### Data for processing
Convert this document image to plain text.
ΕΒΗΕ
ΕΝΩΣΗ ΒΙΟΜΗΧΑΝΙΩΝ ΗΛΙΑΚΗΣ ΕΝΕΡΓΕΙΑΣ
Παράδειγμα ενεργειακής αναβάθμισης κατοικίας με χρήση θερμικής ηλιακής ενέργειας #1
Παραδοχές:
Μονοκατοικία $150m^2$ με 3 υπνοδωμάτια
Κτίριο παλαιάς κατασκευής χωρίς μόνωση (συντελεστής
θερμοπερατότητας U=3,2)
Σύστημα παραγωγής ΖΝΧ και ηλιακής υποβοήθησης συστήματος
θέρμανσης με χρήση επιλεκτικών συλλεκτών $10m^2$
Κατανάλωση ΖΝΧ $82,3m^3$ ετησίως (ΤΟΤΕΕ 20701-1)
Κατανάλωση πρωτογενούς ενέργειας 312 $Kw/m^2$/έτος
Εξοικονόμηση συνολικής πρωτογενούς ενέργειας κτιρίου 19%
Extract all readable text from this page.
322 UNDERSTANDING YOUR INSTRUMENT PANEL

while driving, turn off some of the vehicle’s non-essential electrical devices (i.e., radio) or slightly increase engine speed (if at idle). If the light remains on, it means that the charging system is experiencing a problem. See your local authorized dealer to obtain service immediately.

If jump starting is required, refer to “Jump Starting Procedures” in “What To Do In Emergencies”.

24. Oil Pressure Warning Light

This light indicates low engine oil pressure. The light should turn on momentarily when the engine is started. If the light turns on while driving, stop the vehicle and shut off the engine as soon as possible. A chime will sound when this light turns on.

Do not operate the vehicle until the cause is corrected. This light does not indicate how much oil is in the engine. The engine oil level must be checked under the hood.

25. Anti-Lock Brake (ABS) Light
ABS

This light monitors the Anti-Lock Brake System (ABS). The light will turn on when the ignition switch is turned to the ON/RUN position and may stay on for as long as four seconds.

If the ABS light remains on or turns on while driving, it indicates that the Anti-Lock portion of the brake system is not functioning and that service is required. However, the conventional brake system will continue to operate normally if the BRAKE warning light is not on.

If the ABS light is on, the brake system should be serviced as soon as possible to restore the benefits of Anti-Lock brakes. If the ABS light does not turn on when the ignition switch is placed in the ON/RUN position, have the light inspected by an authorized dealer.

### What is asked
Please return the data above exactly as given.

### Full solution
Convert this document image to plain text.
ΕΒΗΕ
ΕΝΩΣΗ ΒΙΟΜΗΧΑΝΙΩΝ ΗΛΙΑΚΗΣ ΕΝΕΡΓΕΙΑΣ
Παράδειγμα ενεργειακής αναβάθμισης κατοικίας με χρήση θερμικής ηλιακής ενέργειας #1
Παραδοχές:
Μονοκατοικία $150m^2$ με 3 υπνοδωμάτια
Κτίριο παλαιάς κατασκευής χωρίς μόνωση (συντελεστής
θερμοπερατότητας U=3,2)
Σύστημα παραγωγής ΖΝΧ και ηλιακής υποβοήθησης συστήματος
θέρμανσης με χρήση επιλεκτικών συλλεκτών $10m^2$
Κατανάλωση ΖΝΧ $82,3m^3$ ετησίως (ΤΟΤΕΕ 20701-1)
Κατανάλωση πρωτογενούς ενέργειας 312 $Kw/m^2$/έτος
Εξοικονόμηση συνολικής πρωτογενούς ενέργειας κτιρίου 19%
Extract all readable text from this page.
322 UNDERSTANDING YOUR INSTRUMENT PANEL

while driving, turn off some of the vehicle’s non-essential electrical devices (i.e., radio) or slightly increase engine speed (if at idle). If the light remains on, it means that the charging system is experiencing a problem. See your local authorized dealer to obtain service immediately.

If jump starting is required, refer to “Jump Starting Procedures” in “What To Do In Emergencies”.

24. Oil Pressure Warning Light

This light indicates low engine oil pressure. The light should turn on momentarily when the engine is started. If the light turns on while driving, stop the vehicle and shut off the engine as soon as possible. A chime will sound when this light turns on.

Do not operate the vehicle until the cause is corrected. This light does not indicate how much oil is in the engine. The engine oil level must be checked under the hood.

25. Anti-Lock Brake (ABS) Light
ABS

This light monitors the Anti-Lock Brake System (ABS). The light will turn on when the ignition switch is turned to the ON/RUN position and may stay on for as long as four seconds.

If the ABS light remains on or turns on while driving, it indicates that the Anti-Lock portion of the brake system is not functioning and that service is required. However, the conventional brake system will continue to operate normally if the BRAKE warning light is not on.

If the ABS light is on, the brake system should be serviced as soon as possible to restore the benefits of Anti-Lock brakes. If the ABS light does not turn on when the ignition switch is placed in the ON/RUN position, have the light inspected by an authorized dealer.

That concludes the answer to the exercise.